-- START OF Material for this exercise --

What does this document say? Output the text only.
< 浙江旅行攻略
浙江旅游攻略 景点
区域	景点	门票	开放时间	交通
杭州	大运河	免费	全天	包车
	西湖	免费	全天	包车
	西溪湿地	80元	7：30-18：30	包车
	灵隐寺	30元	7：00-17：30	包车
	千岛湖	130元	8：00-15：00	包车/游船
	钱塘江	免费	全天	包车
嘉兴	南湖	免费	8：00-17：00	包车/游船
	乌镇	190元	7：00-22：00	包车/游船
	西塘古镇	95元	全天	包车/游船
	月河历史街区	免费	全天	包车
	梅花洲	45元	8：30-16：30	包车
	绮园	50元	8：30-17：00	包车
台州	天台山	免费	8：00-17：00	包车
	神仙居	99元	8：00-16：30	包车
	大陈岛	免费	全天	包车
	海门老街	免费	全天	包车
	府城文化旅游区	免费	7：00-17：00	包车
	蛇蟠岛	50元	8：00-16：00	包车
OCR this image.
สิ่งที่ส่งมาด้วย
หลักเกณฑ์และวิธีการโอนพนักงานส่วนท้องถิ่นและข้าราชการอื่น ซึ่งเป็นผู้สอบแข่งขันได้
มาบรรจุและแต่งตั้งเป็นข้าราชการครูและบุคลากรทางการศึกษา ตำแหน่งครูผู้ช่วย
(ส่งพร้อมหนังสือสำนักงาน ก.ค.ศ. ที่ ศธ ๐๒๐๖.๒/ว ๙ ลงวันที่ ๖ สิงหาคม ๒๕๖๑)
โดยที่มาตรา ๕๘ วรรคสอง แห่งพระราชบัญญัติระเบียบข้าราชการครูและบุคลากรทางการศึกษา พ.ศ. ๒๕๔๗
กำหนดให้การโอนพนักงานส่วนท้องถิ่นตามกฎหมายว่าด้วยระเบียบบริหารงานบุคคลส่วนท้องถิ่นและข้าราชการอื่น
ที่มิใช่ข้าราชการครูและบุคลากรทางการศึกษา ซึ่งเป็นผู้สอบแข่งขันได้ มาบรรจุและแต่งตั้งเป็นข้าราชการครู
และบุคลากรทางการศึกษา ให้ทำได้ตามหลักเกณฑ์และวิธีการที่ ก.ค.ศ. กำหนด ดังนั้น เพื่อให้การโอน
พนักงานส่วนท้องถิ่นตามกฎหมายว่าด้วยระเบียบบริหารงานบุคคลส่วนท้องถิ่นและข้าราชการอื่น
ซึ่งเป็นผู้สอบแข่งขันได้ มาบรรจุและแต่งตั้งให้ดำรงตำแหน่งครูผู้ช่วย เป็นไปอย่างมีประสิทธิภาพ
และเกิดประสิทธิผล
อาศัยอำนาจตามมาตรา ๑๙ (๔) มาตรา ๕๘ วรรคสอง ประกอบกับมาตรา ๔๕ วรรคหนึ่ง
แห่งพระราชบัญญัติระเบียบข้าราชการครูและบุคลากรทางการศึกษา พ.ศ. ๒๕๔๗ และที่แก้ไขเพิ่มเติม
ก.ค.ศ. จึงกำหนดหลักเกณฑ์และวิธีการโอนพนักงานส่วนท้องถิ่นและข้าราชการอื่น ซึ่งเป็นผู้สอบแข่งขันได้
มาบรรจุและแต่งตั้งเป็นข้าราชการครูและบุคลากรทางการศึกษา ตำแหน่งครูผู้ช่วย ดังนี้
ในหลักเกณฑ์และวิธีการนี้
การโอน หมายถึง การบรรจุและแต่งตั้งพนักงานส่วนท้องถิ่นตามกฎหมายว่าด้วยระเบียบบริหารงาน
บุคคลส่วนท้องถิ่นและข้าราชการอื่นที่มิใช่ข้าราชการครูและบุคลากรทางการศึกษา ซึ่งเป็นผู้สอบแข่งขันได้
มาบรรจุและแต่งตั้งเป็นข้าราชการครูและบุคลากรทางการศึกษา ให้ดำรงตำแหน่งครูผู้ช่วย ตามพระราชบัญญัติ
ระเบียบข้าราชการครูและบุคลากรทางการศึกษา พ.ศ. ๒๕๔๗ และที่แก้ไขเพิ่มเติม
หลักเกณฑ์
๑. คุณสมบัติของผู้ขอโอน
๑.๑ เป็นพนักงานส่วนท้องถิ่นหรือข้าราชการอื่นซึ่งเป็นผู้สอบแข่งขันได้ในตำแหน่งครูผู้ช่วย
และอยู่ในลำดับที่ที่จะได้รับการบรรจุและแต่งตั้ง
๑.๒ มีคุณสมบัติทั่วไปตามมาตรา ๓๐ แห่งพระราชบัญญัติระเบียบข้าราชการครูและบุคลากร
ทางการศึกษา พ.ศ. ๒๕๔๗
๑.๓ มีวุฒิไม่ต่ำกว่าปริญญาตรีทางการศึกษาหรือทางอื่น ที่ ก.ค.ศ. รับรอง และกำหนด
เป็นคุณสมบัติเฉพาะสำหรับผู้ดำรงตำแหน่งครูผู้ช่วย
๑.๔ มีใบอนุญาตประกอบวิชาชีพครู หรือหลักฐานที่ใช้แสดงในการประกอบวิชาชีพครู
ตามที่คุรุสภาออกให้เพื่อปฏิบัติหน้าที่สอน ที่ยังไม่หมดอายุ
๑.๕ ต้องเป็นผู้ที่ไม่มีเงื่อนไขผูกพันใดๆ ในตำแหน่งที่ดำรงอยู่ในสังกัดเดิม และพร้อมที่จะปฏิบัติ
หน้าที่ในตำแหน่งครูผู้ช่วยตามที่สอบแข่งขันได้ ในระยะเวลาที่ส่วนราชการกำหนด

-- END OF Material for this exercise --

**Prompt**
Gather all lines where the word "และบ" appears.

**Response to the task**
มาบรรจุและแต่งตั้งเป็นข้าราชการครูและบุคลากรทางการศึกษา ตำแหน่งครูผู้ช่วย
โดยที่มาตรา ๕๘ วรรคสอง แห่งพระราชบัญญัติระเบียบข้าราชการครูและบุคลากรทางการศึกษา พ.ศ. ๒๕๔๗
ที่มิใช่ข้าราชการครูและบุคลากรทางการศึกษา ซึ่งเป็นผู้สอบแข่งขันได้ มาบรรจุและแต่งตั้งเป็นข้าราชการครู
และบุคลากรทางการศึกษา ให้ทำได้ตามหลักเกณฑ์และวิธีการที่ ก.ค.ศ. กำหนด ดังนั้น เพื่อให้การโอน
แห่งพระราชบัญญัติระเบียบข้าราชการครูและบุคลากรทางการศึกษา พ.ศ. ๒๕๔๗ และที่แก้ไขเพิ่มเติม
มาบรรจุและแต่งตั้งเป็นข้าราชการครูและบุคลากรทางการศึกษา ตำแหน่งครูผู้ช่วย ดังนี้
บุคคลส่วนท้องถิ่นและข้าราชการอื่นที่มิใช่ข้าราชการครูและบุคลากรทางการศึกษา ซึ่งเป็นผู้สอบแข่งขันได้
มาบรรจุและแต่งตั้งเป็นข้าราชการครูและบุคลากรทางการศึกษา ให้ดำรงตำแหน่งครูผู้ช่วย ตามพระราชบัญญัติ
ระเบียบข้าราชการครูและบุคลากรทางการศึกษา พ.ศ. ๒๕๔๗ และที่แก้ไขเพิ่มเติม
๑.๒ มีคุณสมบัติทั่วไปตามมาตรา ๓๐ แห่งพระราชบัญญัติระเบียบข้าราชการครูและบุคลากร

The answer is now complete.